Page layout parsing data:
──────────

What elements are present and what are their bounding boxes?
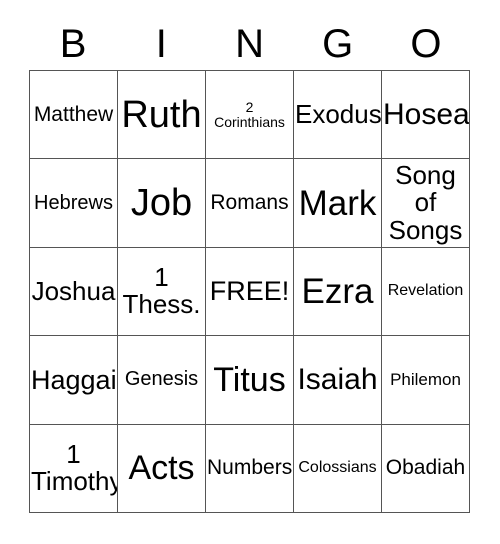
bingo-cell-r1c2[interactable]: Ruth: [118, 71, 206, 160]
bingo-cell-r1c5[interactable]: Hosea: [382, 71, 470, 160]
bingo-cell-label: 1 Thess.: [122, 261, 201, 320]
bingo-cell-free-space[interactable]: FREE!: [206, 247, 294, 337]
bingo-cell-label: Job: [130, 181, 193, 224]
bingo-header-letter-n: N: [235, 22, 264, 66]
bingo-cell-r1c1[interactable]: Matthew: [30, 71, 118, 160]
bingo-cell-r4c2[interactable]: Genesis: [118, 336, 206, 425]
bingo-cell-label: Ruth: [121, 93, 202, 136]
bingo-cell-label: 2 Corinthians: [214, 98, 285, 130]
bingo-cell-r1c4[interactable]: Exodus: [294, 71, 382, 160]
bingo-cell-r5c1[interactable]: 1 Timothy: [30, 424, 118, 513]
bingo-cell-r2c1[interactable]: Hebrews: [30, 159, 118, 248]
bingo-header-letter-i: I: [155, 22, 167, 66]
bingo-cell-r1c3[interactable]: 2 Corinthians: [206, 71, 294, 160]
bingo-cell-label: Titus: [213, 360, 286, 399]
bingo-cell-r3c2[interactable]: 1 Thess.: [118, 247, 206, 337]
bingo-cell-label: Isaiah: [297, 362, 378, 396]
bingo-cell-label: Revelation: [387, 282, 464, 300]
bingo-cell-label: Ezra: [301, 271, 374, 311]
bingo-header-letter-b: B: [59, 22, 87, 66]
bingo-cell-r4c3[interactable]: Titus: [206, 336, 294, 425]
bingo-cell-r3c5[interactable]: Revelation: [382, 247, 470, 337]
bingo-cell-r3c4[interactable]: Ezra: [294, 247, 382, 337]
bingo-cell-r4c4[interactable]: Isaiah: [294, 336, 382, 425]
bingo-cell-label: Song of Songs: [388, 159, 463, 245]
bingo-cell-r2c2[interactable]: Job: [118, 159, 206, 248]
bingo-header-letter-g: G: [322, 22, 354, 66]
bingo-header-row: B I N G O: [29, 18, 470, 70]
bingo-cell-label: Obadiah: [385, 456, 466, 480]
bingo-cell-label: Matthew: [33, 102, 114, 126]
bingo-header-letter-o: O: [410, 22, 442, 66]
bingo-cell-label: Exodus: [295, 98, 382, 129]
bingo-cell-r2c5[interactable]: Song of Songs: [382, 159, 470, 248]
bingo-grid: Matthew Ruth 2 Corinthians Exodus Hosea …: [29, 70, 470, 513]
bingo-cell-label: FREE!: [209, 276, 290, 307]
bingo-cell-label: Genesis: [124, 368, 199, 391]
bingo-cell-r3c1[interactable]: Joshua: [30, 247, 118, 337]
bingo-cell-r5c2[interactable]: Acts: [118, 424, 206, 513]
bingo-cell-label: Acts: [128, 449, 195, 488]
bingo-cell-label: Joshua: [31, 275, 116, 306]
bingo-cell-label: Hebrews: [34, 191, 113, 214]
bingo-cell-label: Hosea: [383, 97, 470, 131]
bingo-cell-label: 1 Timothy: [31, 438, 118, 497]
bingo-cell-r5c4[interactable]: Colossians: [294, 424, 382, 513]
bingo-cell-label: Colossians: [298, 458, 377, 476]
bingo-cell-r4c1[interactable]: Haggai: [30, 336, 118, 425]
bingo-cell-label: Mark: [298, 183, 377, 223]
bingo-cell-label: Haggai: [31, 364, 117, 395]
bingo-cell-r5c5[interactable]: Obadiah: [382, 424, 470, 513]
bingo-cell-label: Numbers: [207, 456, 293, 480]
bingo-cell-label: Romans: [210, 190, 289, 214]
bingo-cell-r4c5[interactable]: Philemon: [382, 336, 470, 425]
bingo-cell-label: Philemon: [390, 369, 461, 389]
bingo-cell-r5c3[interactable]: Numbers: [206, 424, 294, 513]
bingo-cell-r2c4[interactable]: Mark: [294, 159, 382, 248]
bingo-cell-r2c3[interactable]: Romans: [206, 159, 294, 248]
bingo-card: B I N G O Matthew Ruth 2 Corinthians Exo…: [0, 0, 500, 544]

──────────

- Problem statement: Please print the data above in its entirety, exactly, but without any picture.

- Response to the exercise:
What elements are present and what are their bounding boxes?
bingo-cell-r1c2[interactable]: Ruth: [118, 71, 206, 160]
bingo-cell-r1c5[interactable]: Hosea: [382, 71, 470, 160]
bingo-cell-label: 1 Thess.: [122, 261, 201, 320]
bingo-cell-free-space[interactable]: FREE!: [206, 247, 294, 337]
bingo-cell-label: Job: [130, 181, 193, 224]
bingo-header-letter-n: N: [235, 22, 264, 66]
bingo-cell-r1c1[interactable]: Matthew: [30, 71, 118, 160]
bingo-cell-r4c2[interactable]: Genesis: [118, 336, 206, 425]
bingo-cell-label: Ruth: [121, 93, 202, 136]
bingo-cell-label: 2 Corinthians: [214, 98, 285, 130]
bingo-cell-r1c4[interactable]: Exodus: [294, 71, 382, 160]
bingo-cell-r5c1[interactable]: 1 Timothy: [30, 424, 118, 513]
bingo-cell-r2c1[interactable]: Hebrews: [30, 159, 118, 248]
bingo-header-letter-i: I: [155, 22, 167, 66]
bingo-cell-r1c3[interactable]: 2 Corinthians: [206, 71, 294, 160]
bingo-cell-label: Titus: [213, 360, 286, 399]
bingo-cell-r3c2[interactable]: 1 Thess.: [118, 247, 206, 337]
bingo-cell-label: Isaiah: [297, 362, 378, 396]
bingo-cell-label: Revelation: [387, 282, 464, 300]
bingo-cell-label: Ezra: [301, 271, 374, 311]
bingo-header-letter-b: B: [59, 22, 87, 66]
bingo-cell-r4c3[interactable]: Titus: [206, 336, 294, 425]
bingo-cell-r3c5[interactable]: Revelation: [382, 247, 470, 337]
bingo-cell-r3c4[interactable]: Ezra: [294, 247, 382, 337]
bingo-cell-r4c4[interactable]: Isaiah: [294, 336, 382, 425]
bingo-cell-label: Song of Songs: [388, 159, 463, 245]
bingo-cell-r2c2[interactable]: Job: [118, 159, 206, 248]
bingo-header-letter-g: G: [322, 22, 354, 66]
bingo-header-row: B I N G O: [29, 18, 470, 70]
bingo-cell-label: Obadiah: [385, 456, 466, 480]
bingo-cell-label: Matthew: [33, 102, 114, 126]
bingo-header-letter-o: O: [410, 22, 442, 66]
bingo-cell-label: Exodus: [295, 98, 382, 129]
bingo-cell-r2c5[interactable]: Song of Songs: [382, 159, 470, 248]
bingo-grid: Matthew Ruth 2 Corinthians Exodus Hosea …: [29, 70, 470, 513]
bingo-cell-label: FREE!: [209, 276, 290, 307]
bingo-cell-label: Genesis: [124, 368, 199, 391]
bingo-cell-r3c1[interactable]: Joshua: [30, 247, 118, 337]
bingo-cell-r5c2[interactable]: Acts: [118, 424, 206, 513]
bingo-cell-label: Acts: [128, 449, 195, 488]
bingo-cell-label: Joshua: [31, 275, 116, 306]
bingo-cell-label: Hebrews: [34, 191, 113, 214]
bingo-cell-label: Hosea: [383, 97, 470, 131]
bingo-cell-label: 1 Timothy: [31, 438, 118, 497]
bingo-cell-r5c4[interactable]: Colossians: [294, 424, 382, 513]
bingo-cell-label: Colossians: [298, 458, 377, 476]
bingo-cell-r4c1[interactable]: Haggai: [30, 336, 118, 425]
bingo-cell-label: Mark: [298, 183, 377, 223]
bingo-cell-label: Haggai: [31, 364, 117, 395]
bingo-cell-r5c5[interactable]: Obadiah: [382, 424, 470, 513]
bingo-cell-label: Numbers: [207, 456, 293, 480]
bingo-cell-label: Romans: [210, 190, 289, 214]
bingo-cell-r4c5[interactable]: Philemon: [382, 336, 470, 425]
bingo-cell-label: Philemon: [390, 369, 461, 389]
bingo-cell-r5c3[interactable]: Numbers: [206, 424, 294, 513]
bingo-cell-r2c4[interactable]: Mark: [294, 159, 382, 248]
bingo-cell-r2c3[interactable]: Romans: [206, 159, 294, 248]
bingo-card: B I N G O Matthew Ruth 2 Corinthians Exo…: [0, 0, 500, 544]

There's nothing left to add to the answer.